WHAT THE EXERCISE ASKS: Omitting all pictures, copy word for word the lines from the line containing "Output the text content of this document." through the final line of the entries.

DATASET RECORDS:
——

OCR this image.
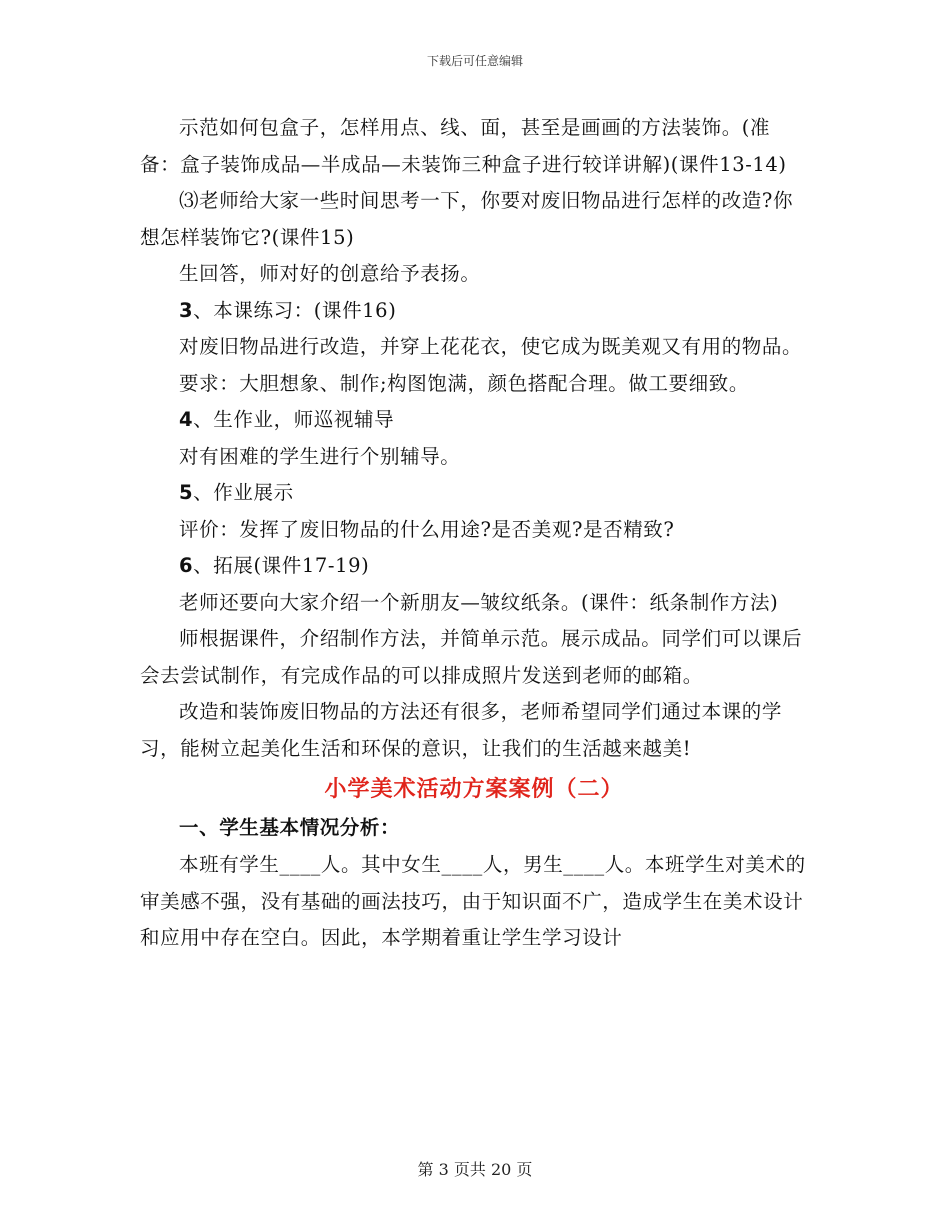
下载后可任意编辑

示范如何包盒子，怎样用点、线、面，甚至是画画的方法装饰。(准备：盒子装饰成品—半成品—未装饰三种盒子进行较详讲解)(课件13-14)

⑶老师给大家一些时间思考一下，你要对废旧物品进行怎样的改造?你想怎样装饰它?(课件15)

生回答，师对好的创意给予表扬。

3、本课练习：(课件16)

对废旧物品进行改造，并穿上花花衣，使它成为既美观又有用的物品。

要求：大胆想象、制作;构图饱满，颜色搭配合理。做工要细致。

4、生作业，师巡视辅导

对有困难的学生进行个别辅导。

5、作业展示

评价：发挥了废旧物品的什么用途?是否美观?是否精致?

6、拓展(课件17-19)

老师还要向大家介绍一个新朋友—皱纹纸条。(课件：纸条制作方法)

师根据课件，介绍制作方法，并简单示范。展示成品。同学们可以课后会去尝试制作，有完成作品的可以排成照片发送到老师的邮箱。

改造和装饰废旧物品的方法还有很多，老师希望同学们通过本课的学习，能树立起美化生活和环保的意识，让我们的生活越来越美!

小学美术活动方案案例（二）

一、学生基本情况分析：

本班有学生____人。其中女生____人，男生____人。本班学生对美术的审美感不强，没有基础的画法技巧，由于知识面不广，造成学生在美术设计和应用中存在空白。因此，本学期着重让学生学习设计

第 3 页共 20 页
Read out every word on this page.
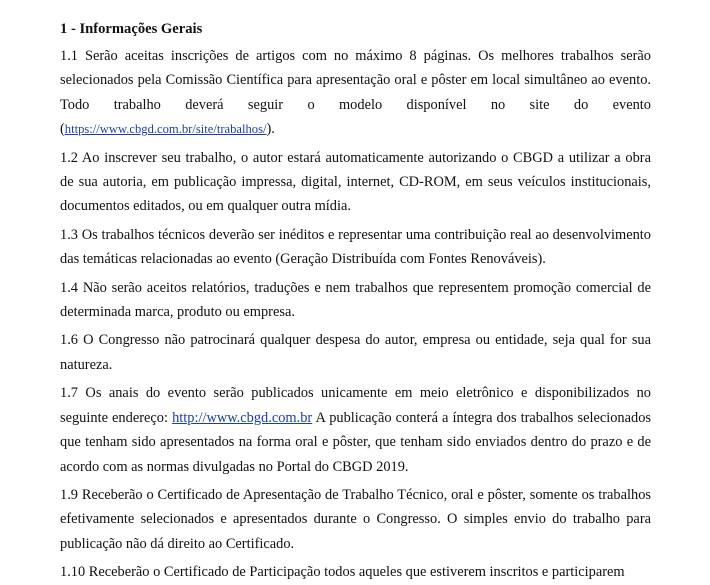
1 - Informações Gerais

1.1 Serão aceitas inscrições de artigos com no máximo 8 páginas. Os melhores trabalhos serão selecionados pela Comissão Científica para apresentação oral e pôster em local simultâneo ao evento. Todo trabalho deverá seguir o modelo disponível no site do evento (https://www.cbgd.com.br/site/trabalhos/).

1.2 Ao inscrever seu trabalho, o autor estará automaticamente autorizando o CBGD a utilizar a obra de sua autoria, em publicação impressa, digital, internet, CD-ROM, em seus veículos institucionais, documentos editados, ou em qualquer outra mídia.

1.3 Os trabalhos técnicos deverão ser inéditos e representar uma contribuição real ao desenvolvimento das temáticas relacionadas ao evento (Geração Distribuída com Fontes Renováveis).

1.4 Não serão aceitos relatórios, traduções e nem trabalhos que representem promoção comercial de determinada marca, produto ou empresa.

1.6 O Congresso não patrocinará qualquer despesa do autor, empresa ou entidade, seja qual for sua natureza.

1.7 Os anais do evento serão publicados unicamente em meio eletrônico e disponibilizados no seguinte endereço: http://www.cbgd.com.br A publicação conterá a íntegra dos trabalhos selecionados que tenham sido apresentados na forma oral e pôster, que tenham sido enviados dentro do prazo e de acordo com as normas divulgadas no Portal do CBGD 2019.

1.9 Receberão o Certificado de Apresentação de Trabalho Técnico, oral e pôster, somente os trabalhos efetivamente selecionados e apresentados durante o Congresso. O simples envio do trabalho para publicação não dá direito ao Certificado.

1.10 Receberão o Certificado de Participação todos aqueles que estiverem inscritos e participarem
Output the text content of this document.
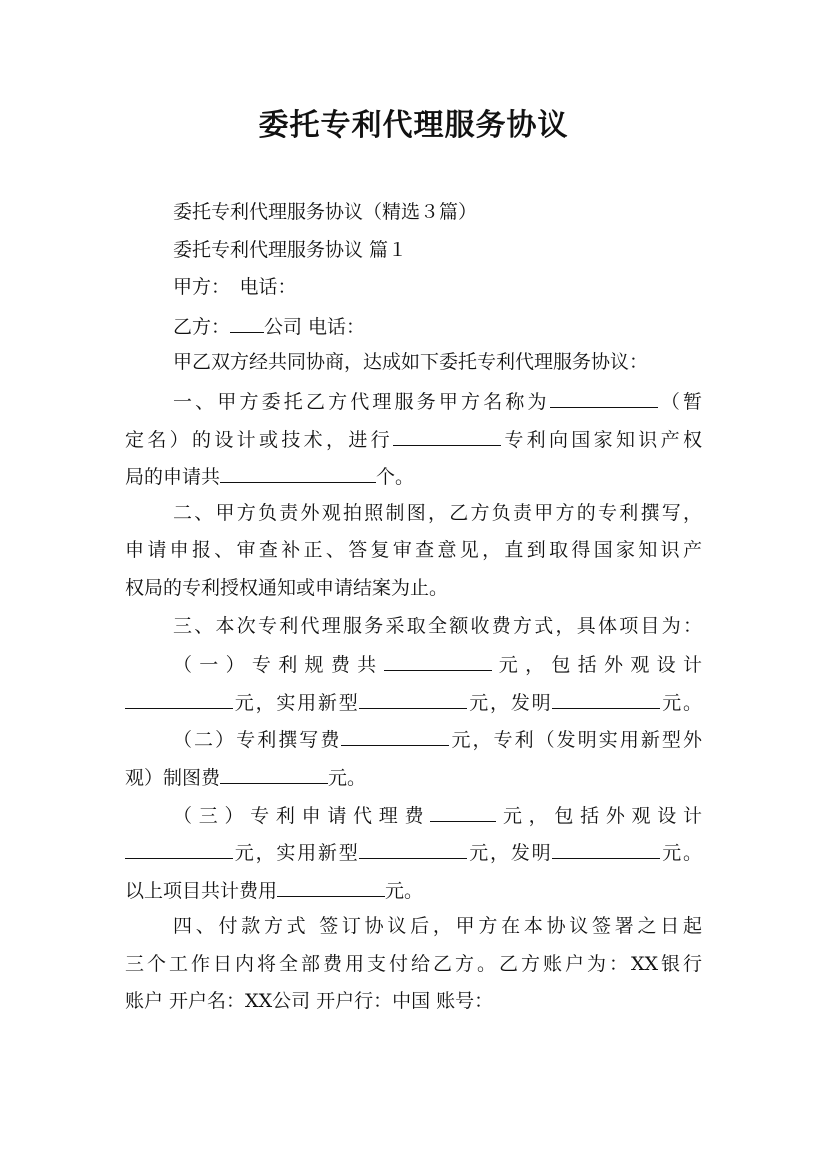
委托专利代理服务协议

委托专利代理服务协议（精选３篇）

委托专利代理服务协议 篇１

甲方：　电话：

乙方： 公司 电话：

甲乙双方经共同协商，达成如下委托专利代理服务协议：

一、甲方委托乙方代理服务甲方名称为	（暂

定名）的设计或技术，进行	专利向国家知识产权

局的申请共	个。

二、甲方负责外观拍照制图，乙方负责甲方的专利撰写，

申请申报、审查补正、答复审查意见，直到取得国家知识产

权局的专利授权通知或申请结案为止。

三、本次专利代理服务采取全额收费方式，具体项目为：

（一）专利规费共	元，包括外观设计

元，实用新型	元，发明	元。

（二）专利撰写费	元，专利（发明实用新型外

观）制图费	元。

（三）专利申请代理费	元，包括外观设计

元，实用新型	元，发明	元。

以上项目共计费用	元。

四、付款方式 签订协议后，甲方在本协议签署之日起

三个工作日内将全部费用支付给乙方。乙方账户为：XX银行

账户 开户名：XX公司 开户行：中国 账号：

——

SOLUTION FOR THIS PROBLEM:
Output the text content of this document.
委托专利代理服务协议

委托专利代理服务协议（精选３篇）

委托专利代理服务协议 篇１

甲方：　电话：

乙方： 公司 电话：

甲乙双方经共同协商，达成如下委托专利代理服务协议：

一、甲方委托乙方代理服务甲方名称为	（暂

定名）的设计或技术，进行	专利向国家知识产权

局的申请共	个。

二、甲方负责外观拍照制图，乙方负责甲方的专利撰写，

申请申报、审查补正、答复审查意见，直到取得国家知识产

权局的专利授权通知或申请结案为止。

三、本次专利代理服务采取全额收费方式，具体项目为：

（一）专利规费共	元，包括外观设计

元，实用新型	元，发明	元。

（二）专利撰写费	元，专利（发明实用新型外

观）制图费	元。

（三）专利申请代理费	元，包括外观设计

元，实用新型	元，发明	元。

以上项目共计费用	元。

四、付款方式 签订协议后，甲方在本协议签署之日起

三个工作日内将全部费用支付给乙方。乙方账户为：XX银行

账户 开户名：XX公司 开户行：中国 账号：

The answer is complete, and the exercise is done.